DIRECTIONS FOR THIS TASK: Send back the entries below exactly as they appear.

START ENTRIES

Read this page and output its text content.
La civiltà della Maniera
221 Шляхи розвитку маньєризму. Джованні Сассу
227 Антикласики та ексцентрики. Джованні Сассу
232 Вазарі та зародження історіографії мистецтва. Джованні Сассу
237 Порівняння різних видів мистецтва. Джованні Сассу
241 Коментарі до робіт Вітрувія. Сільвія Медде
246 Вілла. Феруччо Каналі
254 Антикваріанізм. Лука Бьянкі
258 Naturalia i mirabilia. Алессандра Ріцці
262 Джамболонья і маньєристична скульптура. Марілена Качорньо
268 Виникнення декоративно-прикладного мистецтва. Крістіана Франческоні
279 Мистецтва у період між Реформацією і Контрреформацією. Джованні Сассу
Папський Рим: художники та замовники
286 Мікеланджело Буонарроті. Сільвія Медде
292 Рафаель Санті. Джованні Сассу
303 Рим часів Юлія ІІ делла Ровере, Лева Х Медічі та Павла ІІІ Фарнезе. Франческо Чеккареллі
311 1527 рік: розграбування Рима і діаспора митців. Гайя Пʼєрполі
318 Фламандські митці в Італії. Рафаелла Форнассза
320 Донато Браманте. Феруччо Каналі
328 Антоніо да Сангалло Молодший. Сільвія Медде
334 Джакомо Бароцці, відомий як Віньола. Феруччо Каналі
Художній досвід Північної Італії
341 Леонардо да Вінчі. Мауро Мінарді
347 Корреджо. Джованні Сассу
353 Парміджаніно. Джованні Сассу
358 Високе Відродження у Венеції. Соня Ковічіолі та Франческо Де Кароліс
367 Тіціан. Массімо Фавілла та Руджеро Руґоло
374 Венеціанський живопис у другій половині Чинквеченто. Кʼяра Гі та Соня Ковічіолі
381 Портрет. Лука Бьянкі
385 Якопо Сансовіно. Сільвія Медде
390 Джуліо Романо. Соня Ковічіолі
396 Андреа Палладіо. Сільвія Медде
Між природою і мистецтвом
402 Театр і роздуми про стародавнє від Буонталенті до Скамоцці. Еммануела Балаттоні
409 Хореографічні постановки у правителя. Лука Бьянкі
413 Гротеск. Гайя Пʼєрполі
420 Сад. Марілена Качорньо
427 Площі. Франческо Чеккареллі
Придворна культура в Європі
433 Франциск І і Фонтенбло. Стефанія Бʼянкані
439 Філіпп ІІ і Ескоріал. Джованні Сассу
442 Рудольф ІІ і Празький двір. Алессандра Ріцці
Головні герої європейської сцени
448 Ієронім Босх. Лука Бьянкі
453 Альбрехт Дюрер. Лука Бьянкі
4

END ENTRIES

WRITTEN SOLUTION:
Read this page and output its text content.
La civiltà della Maniera
221 Шляхи розвитку маньєризму. Джованні Сассу
227 Антикласики та ексцентрики. Джованні Сассу
232 Вазарі та зародження історіографії мистецтва. Джованні Сассу
237 Порівняння різних видів мистецтва. Джованні Сассу
241 Коментарі до робіт Вітрувія. Сільвія Медде
246 Вілла. Феруччо Каналі
254 Антикваріанізм. Лука Бьянкі
258 Naturalia i mirabilia. Алессандра Ріцці
262 Джамболонья і маньєристична скульптура. Марілена Качорньо
268 Виникнення декоративно-прикладного мистецтва. Крістіана Франческоні
279 Мистецтва у період між Реформацією і Контрреформацією. Джованні Сассу
Папський Рим: художники та замовники
286 Мікеланджело Буонарроті. Сільвія Медде
292 Рафаель Санті. Джованні Сассу
303 Рим часів Юлія ІІ делла Ровере, Лева Х Медічі та Павла ІІІ Фарнезе. Франческо Чеккареллі
311 1527 рік: розграбування Рима і діаспора митців. Гайя Пʼєрполі
318 Фламандські митці в Італії. Рафаелла Форнассза
320 Донато Браманте. Феруччо Каналі
328 Антоніо да Сангалло Молодший. Сільвія Медде
334 Джакомо Бароцці, відомий як Віньола. Феруччо Каналі
Художній досвід Північної Італії
341 Леонардо да Вінчі. Мауро Мінарді
347 Корреджо. Джованні Сассу
353 Парміджаніно. Джованні Сассу
358 Високе Відродження у Венеції. Соня Ковічіолі та Франческо Де Кароліс
367 Тіціан. Массімо Фавілла та Руджеро Руґоло
374 Венеціанський живопис у другій половині Чинквеченто. Кʼяра Гі та Соня Ковічіолі
381 Портрет. Лука Бьянкі
385 Якопо Сансовіно. Сільвія Медде
390 Джуліо Романо. Соня Ковічіолі
396 Андреа Палладіо. Сільвія Медде
Між природою і мистецтвом
402 Театр і роздуми про стародавнє від Буонталенті до Скамоцці. Еммануела Балаттоні
409 Хореографічні постановки у правителя. Лука Бьянкі
413 Гротеск. Гайя Пʼєрполі
420 Сад. Марілена Качорньо
427 Площі. Франческо Чеккареллі
Придворна культура в Європі
433 Франциск І і Фонтенбло. Стефанія Бʼянкані
439 Філіпп ІІ і Ескоріал. Джованні Сассу
442 Рудольф ІІ і Празький двір. Алессандра Ріцці
Головні герої європейської сцени
448 Ієронім Босх. Лука Бьянкі
453 Альбрехт Дюрер. Лука Бьянкі
4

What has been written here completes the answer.